* [The request] Review the material and extract every line in which the word "JSON" occurs.

* [Material for this task]

※

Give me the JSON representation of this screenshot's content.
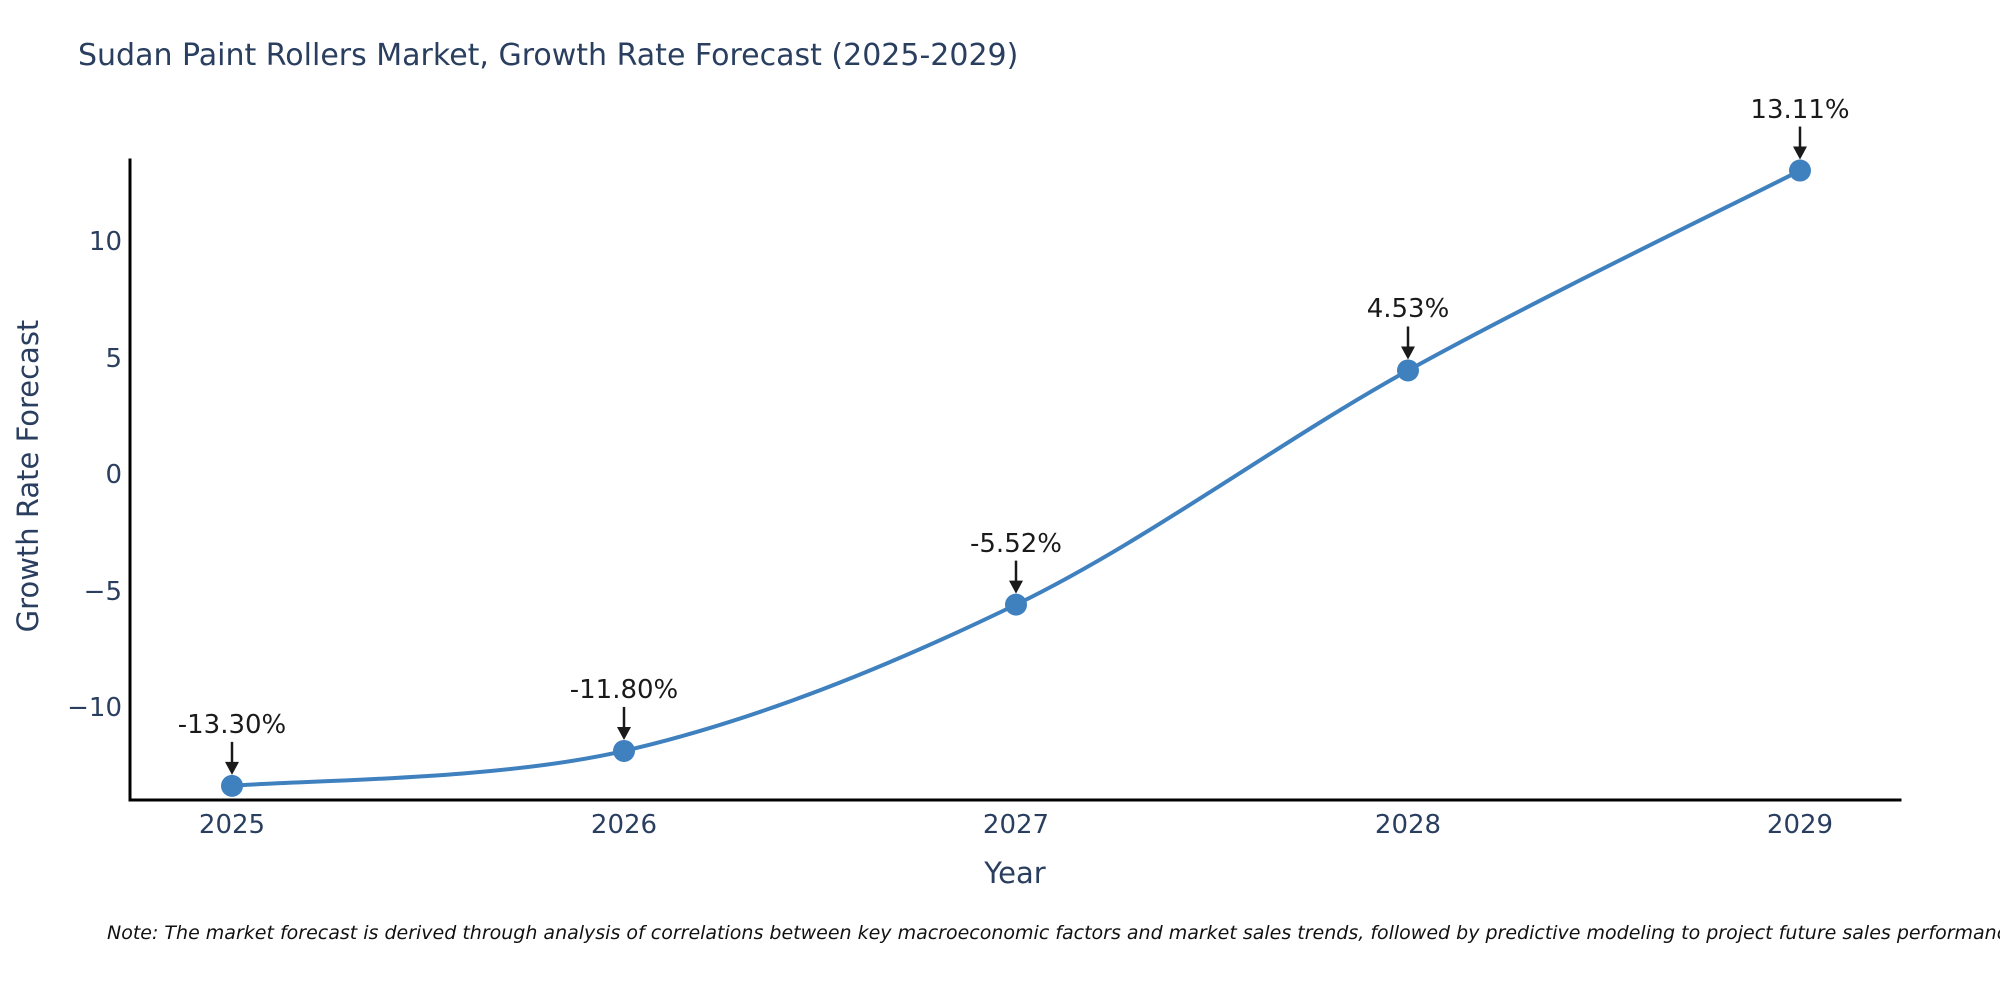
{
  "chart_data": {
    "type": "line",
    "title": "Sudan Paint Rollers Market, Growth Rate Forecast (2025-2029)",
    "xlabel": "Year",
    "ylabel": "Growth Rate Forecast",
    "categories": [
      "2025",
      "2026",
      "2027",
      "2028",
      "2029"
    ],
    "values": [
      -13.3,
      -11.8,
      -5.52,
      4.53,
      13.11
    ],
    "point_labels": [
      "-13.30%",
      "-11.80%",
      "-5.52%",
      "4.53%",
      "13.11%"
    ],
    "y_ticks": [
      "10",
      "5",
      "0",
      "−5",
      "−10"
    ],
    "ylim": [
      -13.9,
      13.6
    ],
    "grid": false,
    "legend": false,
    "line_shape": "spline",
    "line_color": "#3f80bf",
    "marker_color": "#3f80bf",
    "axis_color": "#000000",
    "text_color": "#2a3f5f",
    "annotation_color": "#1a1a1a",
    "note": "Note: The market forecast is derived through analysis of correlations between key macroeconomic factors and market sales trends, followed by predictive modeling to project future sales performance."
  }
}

※

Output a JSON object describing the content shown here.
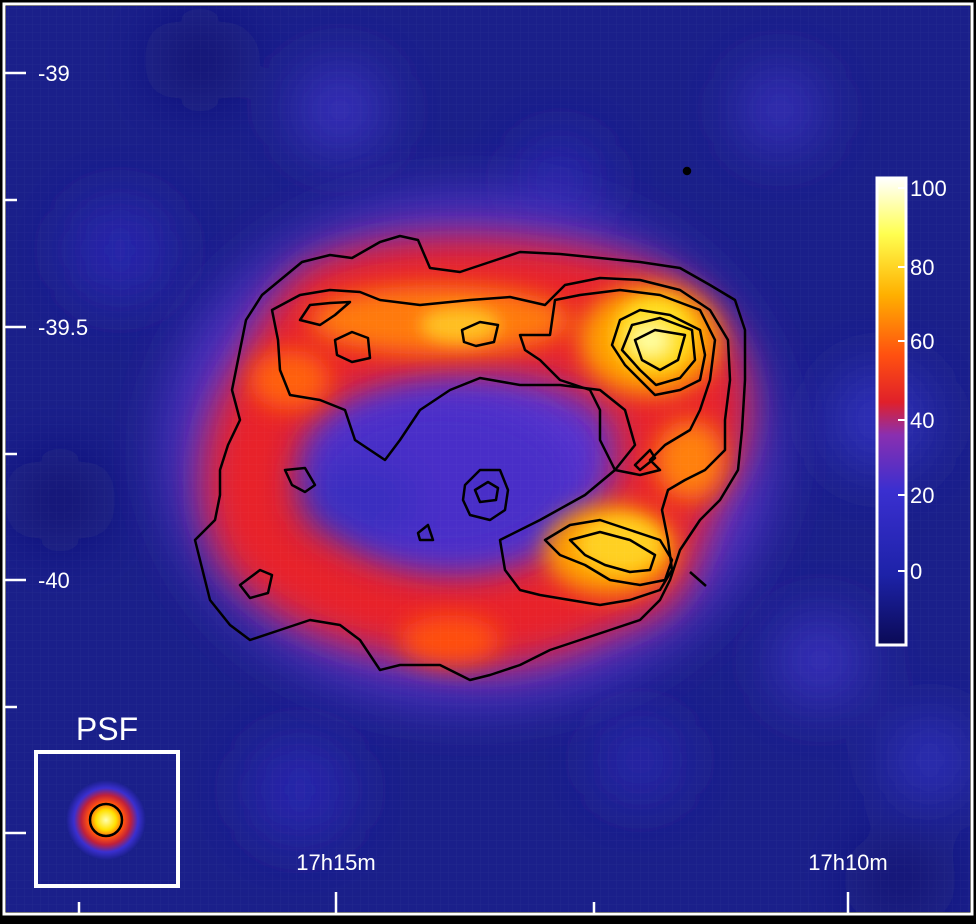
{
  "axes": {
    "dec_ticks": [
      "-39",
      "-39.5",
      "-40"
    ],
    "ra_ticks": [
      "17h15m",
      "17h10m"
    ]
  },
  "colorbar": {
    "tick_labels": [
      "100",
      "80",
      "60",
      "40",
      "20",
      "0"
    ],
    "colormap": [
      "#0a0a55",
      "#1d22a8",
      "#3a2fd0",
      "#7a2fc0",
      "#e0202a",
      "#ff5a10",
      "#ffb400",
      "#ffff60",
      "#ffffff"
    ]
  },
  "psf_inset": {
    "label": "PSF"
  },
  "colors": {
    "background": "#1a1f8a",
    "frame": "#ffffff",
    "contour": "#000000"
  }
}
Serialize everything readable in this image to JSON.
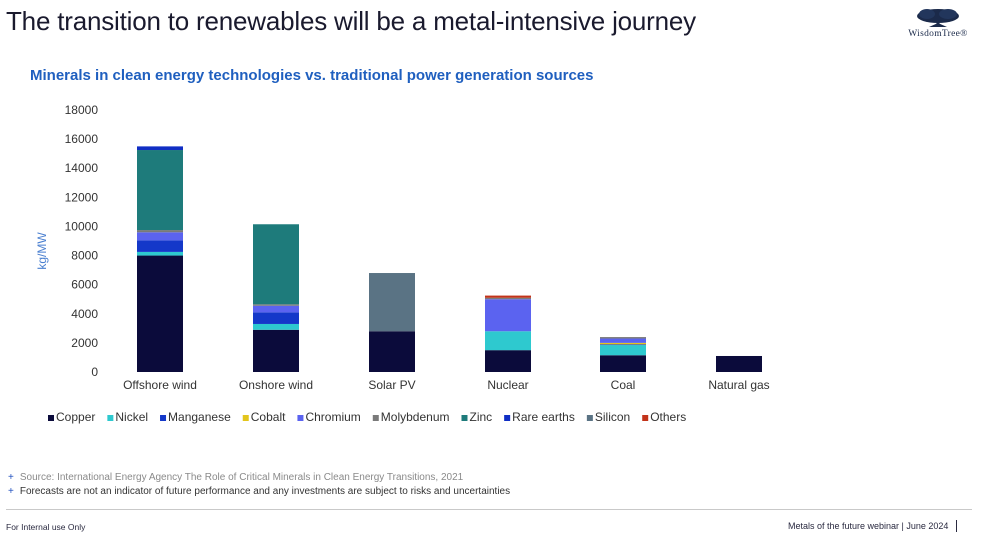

※

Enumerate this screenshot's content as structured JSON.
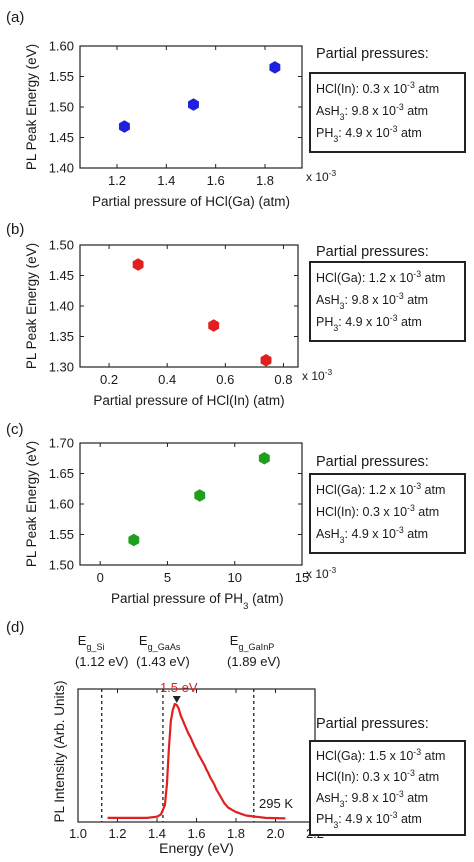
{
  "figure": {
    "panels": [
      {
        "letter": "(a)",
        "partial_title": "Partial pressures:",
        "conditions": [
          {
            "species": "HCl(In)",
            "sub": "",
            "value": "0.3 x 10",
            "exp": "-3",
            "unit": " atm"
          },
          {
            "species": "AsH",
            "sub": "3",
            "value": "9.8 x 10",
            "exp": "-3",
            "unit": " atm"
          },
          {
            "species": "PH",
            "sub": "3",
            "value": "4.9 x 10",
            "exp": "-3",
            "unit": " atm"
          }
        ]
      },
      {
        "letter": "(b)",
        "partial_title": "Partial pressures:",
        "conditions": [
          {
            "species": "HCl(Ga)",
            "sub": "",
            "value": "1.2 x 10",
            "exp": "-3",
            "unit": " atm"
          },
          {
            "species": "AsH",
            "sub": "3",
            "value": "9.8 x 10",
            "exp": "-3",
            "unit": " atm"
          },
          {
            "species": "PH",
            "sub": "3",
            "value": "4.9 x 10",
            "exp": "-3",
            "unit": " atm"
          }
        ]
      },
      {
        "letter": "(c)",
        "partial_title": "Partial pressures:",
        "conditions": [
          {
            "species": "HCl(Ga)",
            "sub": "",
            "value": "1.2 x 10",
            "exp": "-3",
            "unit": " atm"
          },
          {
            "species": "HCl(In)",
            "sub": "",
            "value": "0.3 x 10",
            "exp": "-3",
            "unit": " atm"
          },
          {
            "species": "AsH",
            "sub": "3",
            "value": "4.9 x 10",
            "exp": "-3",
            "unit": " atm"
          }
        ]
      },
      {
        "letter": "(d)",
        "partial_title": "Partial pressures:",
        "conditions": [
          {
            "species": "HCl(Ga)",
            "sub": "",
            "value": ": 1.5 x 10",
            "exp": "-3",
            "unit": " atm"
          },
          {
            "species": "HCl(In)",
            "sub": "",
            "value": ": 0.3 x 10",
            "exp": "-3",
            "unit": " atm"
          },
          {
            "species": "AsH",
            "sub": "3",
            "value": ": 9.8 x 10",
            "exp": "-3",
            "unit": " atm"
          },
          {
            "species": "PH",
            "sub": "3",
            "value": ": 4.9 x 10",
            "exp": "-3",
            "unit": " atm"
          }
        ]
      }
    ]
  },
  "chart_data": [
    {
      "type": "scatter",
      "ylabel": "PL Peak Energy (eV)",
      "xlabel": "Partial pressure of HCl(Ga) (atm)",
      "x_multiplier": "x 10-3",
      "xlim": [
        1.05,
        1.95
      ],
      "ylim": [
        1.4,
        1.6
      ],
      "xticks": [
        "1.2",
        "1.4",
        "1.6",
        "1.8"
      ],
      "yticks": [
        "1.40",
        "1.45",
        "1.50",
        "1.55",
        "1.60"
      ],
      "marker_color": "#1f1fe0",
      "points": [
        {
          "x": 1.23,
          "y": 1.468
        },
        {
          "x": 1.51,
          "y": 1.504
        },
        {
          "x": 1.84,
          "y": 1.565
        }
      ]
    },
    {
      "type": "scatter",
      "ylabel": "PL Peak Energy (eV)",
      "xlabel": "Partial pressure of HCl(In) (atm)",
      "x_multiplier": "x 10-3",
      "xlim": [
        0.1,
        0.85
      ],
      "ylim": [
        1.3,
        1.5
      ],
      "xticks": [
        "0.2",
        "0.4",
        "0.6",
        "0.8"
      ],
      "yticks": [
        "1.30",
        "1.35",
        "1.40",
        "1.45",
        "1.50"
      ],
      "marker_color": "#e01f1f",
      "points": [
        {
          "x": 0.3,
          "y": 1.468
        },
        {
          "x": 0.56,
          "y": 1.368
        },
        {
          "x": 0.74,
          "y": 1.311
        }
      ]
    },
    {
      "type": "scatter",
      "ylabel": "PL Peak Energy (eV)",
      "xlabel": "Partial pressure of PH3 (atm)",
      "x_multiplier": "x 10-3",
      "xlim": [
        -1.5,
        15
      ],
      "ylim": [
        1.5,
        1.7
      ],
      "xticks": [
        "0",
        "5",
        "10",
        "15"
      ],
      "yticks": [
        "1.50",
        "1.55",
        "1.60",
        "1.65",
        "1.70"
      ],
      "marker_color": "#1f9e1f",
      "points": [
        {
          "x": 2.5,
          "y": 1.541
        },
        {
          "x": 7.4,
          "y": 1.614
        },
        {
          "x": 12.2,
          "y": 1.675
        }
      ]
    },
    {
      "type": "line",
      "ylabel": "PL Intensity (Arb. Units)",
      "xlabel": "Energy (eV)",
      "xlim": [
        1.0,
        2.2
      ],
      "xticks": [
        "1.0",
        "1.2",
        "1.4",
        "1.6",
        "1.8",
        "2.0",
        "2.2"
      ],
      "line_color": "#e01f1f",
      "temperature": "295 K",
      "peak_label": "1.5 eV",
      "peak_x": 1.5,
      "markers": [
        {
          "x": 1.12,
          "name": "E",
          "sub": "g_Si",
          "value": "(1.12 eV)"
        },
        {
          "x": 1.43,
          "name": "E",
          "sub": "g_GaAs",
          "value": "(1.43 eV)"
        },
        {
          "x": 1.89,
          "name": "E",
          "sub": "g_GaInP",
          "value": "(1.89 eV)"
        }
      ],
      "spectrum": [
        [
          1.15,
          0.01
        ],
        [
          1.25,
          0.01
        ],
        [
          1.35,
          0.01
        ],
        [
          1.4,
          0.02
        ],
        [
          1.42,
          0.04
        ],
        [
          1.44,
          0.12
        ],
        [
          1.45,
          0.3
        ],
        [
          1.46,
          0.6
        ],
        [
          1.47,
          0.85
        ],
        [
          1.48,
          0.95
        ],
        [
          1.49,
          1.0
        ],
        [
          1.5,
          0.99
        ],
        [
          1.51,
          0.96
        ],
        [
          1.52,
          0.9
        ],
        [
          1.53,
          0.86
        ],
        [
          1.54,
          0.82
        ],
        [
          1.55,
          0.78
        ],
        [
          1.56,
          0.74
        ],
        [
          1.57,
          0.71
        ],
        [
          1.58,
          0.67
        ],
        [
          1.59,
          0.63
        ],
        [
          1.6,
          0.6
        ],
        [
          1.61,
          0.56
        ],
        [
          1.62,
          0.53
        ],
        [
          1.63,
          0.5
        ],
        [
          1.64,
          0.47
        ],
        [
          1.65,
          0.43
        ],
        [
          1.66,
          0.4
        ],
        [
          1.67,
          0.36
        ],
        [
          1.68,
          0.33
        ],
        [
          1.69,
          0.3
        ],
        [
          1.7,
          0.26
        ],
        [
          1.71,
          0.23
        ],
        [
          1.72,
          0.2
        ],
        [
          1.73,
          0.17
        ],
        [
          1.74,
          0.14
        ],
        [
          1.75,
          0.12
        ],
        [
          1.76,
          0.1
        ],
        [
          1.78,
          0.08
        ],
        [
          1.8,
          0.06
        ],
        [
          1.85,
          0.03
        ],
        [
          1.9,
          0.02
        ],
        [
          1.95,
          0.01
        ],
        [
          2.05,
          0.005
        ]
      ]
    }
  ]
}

※

* [Result for this task]
Give me the JSON representation of this screenshot's content.
Output a JSON object describing the content shown here.
Serialize everything readable in this image to JSON.
Enumerate this screenshot's content as structured JSON.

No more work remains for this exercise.